## [Given instruction]
Go through the listing and pick out each line with the word "Precipitation" in it.

## [Given data]

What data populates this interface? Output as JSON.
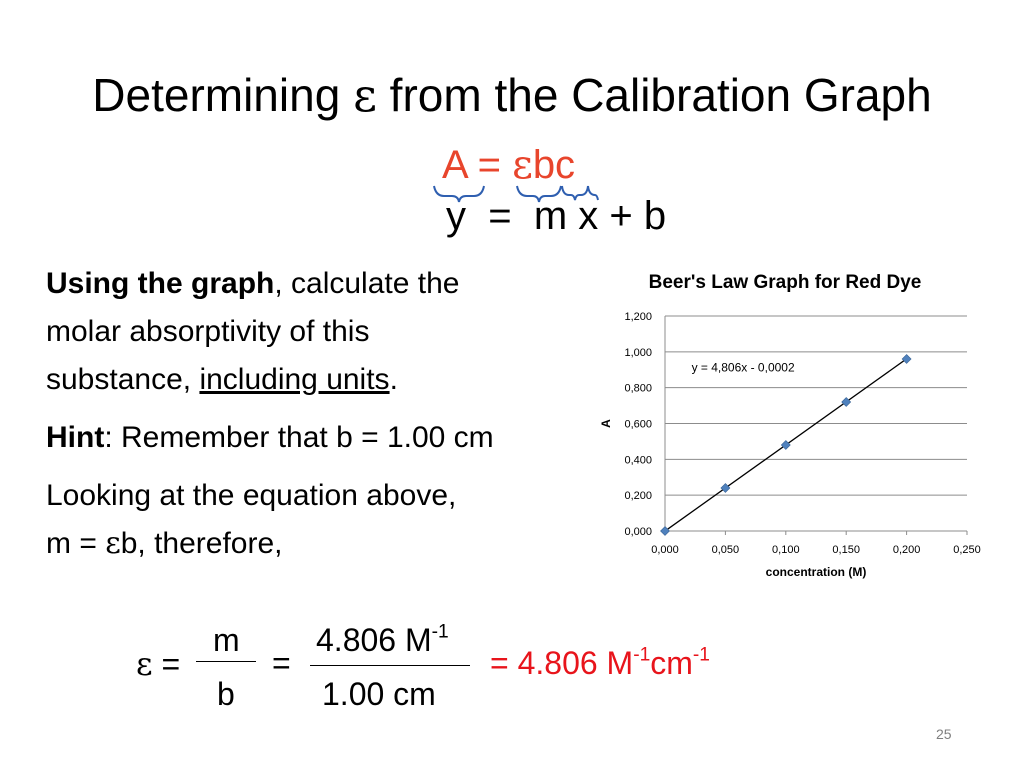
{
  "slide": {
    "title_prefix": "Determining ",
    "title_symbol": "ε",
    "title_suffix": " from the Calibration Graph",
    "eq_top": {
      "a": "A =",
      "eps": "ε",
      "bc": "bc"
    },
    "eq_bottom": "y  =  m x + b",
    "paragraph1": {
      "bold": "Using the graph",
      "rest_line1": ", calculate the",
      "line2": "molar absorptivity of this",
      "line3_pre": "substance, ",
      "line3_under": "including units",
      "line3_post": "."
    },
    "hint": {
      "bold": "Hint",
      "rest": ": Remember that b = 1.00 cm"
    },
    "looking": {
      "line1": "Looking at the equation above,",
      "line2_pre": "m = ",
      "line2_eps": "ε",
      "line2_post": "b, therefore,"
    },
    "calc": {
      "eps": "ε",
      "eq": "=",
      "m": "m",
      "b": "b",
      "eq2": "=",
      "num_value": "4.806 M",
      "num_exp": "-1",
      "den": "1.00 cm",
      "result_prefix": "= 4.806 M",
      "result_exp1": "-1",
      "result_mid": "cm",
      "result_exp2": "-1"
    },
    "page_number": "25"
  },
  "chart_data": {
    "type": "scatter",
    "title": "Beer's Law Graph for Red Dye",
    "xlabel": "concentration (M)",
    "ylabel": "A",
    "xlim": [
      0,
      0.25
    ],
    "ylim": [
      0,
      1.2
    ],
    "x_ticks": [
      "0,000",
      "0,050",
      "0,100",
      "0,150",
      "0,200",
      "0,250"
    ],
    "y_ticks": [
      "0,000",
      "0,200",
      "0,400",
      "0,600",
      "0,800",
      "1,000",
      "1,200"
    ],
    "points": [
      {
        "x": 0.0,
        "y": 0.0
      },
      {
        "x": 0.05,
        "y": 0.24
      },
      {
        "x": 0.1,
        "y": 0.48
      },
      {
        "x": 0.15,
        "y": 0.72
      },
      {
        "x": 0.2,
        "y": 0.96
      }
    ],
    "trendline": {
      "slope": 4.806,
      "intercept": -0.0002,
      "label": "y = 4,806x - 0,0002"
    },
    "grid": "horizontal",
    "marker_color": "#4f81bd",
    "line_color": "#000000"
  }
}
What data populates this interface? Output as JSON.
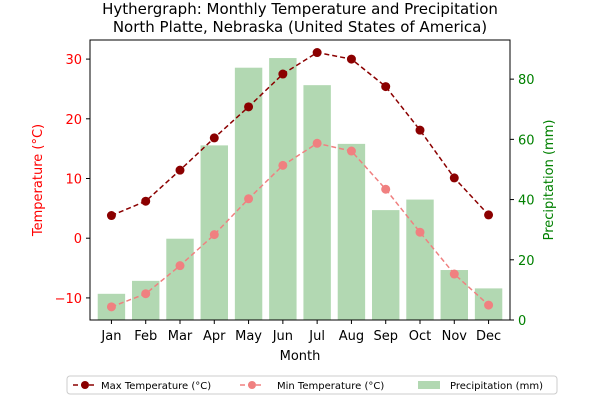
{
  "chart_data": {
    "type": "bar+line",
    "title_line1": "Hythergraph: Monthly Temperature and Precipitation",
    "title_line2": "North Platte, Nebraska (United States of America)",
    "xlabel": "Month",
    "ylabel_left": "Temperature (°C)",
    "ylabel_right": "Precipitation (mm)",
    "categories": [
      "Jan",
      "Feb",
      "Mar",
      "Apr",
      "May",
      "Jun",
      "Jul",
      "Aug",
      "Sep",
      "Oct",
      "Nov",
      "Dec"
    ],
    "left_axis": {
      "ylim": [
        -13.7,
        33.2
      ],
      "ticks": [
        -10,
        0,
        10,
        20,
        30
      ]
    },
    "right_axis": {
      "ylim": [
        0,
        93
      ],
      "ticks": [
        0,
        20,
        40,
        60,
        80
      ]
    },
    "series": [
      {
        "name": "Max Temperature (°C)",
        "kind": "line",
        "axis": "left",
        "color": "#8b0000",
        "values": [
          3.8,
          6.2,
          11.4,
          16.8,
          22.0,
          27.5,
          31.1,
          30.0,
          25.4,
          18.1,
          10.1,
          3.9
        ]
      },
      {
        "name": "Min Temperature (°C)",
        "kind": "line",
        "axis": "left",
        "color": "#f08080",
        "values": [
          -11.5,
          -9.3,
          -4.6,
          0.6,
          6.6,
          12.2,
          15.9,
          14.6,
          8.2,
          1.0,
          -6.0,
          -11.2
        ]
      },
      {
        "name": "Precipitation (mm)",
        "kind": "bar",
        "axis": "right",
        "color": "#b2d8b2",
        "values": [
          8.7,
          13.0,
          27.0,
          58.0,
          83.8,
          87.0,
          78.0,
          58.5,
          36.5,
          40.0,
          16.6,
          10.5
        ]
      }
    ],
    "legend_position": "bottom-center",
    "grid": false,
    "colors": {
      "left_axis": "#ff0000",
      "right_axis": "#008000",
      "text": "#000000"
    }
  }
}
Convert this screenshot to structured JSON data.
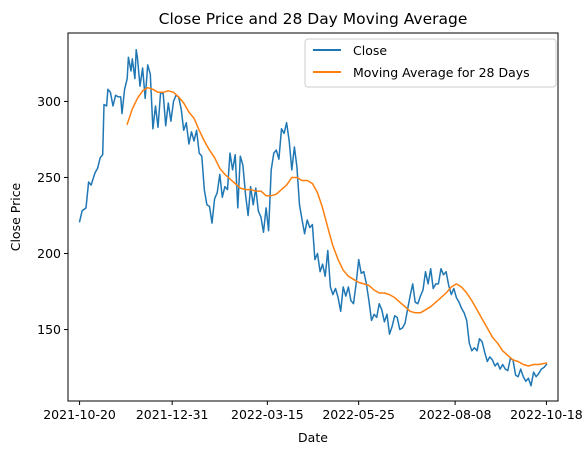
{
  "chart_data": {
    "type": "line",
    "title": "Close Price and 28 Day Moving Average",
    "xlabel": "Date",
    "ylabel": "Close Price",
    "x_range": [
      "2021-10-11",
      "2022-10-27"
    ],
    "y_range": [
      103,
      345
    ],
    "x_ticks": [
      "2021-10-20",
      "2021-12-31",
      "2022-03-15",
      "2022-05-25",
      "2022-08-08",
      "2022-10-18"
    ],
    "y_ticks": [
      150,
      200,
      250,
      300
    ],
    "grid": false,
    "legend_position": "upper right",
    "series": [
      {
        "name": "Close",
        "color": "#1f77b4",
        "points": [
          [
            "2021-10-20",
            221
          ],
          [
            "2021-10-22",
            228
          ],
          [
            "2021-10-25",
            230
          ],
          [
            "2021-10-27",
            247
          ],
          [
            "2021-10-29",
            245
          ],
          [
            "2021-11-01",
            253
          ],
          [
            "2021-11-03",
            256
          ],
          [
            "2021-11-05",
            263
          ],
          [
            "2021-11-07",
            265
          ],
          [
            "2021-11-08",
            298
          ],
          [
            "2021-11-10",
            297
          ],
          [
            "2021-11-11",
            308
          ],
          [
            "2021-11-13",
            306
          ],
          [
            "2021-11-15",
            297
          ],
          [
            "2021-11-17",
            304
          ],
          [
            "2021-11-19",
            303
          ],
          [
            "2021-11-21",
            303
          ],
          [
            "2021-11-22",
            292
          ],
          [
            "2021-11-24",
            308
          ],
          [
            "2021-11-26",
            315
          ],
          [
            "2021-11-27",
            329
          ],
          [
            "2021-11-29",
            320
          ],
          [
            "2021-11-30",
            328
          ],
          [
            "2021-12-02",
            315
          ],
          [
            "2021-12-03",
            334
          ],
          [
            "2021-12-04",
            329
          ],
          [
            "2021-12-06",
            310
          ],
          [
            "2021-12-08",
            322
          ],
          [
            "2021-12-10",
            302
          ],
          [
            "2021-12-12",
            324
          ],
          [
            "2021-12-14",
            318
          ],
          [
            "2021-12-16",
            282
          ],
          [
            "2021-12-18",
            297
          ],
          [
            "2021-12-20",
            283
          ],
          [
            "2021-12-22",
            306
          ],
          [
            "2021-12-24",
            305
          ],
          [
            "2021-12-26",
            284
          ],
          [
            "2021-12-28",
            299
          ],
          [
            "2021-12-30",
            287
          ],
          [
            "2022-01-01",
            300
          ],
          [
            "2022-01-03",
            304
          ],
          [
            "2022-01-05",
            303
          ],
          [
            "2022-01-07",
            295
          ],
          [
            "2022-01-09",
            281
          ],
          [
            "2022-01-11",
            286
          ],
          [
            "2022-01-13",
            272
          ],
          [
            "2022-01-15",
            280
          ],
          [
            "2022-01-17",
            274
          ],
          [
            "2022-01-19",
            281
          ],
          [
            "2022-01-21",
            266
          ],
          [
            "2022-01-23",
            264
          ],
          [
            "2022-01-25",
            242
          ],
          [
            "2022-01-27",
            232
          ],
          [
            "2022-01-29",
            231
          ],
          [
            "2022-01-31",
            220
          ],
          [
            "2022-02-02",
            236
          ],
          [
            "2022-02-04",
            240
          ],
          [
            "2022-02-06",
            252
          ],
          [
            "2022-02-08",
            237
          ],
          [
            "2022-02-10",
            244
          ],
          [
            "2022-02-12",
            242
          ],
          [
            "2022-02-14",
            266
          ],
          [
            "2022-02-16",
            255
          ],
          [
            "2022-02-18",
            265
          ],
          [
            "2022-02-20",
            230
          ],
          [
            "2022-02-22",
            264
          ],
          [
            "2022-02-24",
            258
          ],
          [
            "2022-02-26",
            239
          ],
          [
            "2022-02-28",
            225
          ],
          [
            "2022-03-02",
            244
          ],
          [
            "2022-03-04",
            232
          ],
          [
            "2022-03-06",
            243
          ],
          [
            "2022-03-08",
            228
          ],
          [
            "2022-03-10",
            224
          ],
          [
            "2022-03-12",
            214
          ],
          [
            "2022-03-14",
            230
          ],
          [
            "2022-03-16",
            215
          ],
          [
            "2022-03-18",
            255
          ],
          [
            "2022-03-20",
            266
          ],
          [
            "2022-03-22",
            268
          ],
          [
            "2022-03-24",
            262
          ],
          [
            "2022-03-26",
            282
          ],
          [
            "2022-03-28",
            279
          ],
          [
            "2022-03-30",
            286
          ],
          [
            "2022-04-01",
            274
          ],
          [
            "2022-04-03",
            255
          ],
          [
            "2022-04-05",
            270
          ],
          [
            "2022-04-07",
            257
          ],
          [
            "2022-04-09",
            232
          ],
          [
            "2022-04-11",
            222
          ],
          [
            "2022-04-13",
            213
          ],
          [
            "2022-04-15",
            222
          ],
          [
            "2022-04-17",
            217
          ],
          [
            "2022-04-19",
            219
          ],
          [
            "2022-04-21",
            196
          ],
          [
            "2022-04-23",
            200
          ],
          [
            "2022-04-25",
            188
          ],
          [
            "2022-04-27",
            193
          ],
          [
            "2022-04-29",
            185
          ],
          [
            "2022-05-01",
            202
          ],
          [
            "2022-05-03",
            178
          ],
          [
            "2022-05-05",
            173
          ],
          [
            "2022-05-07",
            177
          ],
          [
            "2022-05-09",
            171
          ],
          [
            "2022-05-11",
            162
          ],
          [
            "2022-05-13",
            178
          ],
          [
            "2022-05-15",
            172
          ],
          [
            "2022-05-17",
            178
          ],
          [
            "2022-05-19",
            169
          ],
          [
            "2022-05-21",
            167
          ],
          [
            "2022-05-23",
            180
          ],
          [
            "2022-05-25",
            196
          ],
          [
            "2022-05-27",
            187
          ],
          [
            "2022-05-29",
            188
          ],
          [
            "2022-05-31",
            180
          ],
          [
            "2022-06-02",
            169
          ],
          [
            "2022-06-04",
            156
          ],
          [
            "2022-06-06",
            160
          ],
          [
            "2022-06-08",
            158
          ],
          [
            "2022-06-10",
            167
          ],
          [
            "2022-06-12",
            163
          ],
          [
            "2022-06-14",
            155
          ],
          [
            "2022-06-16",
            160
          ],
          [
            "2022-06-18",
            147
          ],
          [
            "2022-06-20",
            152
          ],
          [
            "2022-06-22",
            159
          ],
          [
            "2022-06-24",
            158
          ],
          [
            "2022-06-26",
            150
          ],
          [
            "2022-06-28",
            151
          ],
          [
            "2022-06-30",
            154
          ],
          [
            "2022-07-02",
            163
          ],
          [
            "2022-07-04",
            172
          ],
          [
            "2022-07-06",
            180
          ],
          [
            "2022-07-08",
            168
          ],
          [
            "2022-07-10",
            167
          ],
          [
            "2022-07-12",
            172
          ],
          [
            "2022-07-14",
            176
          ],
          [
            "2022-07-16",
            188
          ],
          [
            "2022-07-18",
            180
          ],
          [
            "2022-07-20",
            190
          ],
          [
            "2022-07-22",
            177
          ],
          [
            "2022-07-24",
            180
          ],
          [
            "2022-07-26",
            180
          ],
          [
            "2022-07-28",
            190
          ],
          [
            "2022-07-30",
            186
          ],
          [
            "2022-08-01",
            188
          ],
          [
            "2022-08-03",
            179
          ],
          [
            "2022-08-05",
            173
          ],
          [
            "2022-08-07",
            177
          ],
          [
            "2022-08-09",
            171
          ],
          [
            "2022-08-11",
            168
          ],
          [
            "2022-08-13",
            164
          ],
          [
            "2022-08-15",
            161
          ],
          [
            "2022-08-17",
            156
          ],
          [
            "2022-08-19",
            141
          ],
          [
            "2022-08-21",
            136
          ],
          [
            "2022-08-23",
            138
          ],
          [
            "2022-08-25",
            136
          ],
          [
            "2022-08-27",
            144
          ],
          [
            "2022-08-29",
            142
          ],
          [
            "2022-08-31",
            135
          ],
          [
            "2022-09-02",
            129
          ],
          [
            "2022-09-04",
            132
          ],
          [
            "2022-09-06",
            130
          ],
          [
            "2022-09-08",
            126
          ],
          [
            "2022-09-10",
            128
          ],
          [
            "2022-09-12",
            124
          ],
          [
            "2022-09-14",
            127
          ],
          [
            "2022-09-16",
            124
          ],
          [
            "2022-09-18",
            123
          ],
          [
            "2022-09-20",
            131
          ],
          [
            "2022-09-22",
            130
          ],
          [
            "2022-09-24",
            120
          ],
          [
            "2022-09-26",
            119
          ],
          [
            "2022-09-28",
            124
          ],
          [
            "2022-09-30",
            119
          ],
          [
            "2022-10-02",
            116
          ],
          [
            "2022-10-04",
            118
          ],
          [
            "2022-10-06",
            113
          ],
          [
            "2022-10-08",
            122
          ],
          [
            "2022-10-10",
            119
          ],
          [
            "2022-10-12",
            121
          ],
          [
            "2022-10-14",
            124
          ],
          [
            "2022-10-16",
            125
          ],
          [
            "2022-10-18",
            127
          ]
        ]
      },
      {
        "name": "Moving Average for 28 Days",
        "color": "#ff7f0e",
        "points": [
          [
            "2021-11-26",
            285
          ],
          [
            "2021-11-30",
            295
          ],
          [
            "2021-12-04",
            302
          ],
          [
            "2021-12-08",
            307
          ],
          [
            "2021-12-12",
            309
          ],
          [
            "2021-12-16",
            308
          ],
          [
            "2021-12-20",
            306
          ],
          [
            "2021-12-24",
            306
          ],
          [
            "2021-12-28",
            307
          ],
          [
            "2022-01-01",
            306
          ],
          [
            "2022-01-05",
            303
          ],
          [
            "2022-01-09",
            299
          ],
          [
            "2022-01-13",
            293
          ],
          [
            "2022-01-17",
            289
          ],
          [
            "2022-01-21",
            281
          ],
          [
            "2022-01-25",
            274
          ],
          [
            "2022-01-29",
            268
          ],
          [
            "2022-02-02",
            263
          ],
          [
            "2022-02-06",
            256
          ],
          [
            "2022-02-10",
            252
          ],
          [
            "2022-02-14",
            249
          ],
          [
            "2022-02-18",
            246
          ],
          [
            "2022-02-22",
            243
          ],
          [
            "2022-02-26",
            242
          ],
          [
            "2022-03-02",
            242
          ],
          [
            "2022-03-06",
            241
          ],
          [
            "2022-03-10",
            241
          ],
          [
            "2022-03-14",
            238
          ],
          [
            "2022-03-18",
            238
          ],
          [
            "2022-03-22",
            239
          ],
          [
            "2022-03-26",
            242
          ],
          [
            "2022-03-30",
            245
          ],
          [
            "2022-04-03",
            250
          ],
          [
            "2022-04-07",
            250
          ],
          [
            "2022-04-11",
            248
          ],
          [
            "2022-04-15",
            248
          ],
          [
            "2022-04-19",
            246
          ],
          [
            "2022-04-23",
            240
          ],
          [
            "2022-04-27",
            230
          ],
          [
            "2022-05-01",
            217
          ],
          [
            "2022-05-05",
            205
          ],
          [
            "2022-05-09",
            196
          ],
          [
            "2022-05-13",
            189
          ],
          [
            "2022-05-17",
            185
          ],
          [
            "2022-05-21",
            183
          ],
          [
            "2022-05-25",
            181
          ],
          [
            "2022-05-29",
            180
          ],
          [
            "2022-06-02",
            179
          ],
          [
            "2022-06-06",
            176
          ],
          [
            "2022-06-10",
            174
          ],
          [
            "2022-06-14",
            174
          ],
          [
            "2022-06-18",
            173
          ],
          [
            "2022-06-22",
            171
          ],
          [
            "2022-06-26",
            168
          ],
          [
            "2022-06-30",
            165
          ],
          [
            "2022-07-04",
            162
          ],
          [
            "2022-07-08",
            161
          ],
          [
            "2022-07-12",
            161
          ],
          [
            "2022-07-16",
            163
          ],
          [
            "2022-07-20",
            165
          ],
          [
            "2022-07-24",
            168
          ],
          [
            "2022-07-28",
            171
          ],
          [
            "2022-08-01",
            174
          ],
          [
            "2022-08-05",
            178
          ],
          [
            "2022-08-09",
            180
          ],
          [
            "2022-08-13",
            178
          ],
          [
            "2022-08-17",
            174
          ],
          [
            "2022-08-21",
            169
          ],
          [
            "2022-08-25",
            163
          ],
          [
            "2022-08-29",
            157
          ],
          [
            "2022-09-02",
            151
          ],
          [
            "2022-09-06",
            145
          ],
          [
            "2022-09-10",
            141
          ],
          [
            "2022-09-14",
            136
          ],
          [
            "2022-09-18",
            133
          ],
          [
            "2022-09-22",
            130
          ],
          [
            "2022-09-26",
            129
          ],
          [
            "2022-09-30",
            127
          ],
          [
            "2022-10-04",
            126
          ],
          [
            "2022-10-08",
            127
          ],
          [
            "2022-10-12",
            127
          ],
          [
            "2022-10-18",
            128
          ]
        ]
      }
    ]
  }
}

## [Result of the exercise]
    "title_line1": "Hythergraph: Monthly Temperature and Precipitation",
    "ylabel_right": "Precipitation (mm)",
        "name": "Precipitation (mm)",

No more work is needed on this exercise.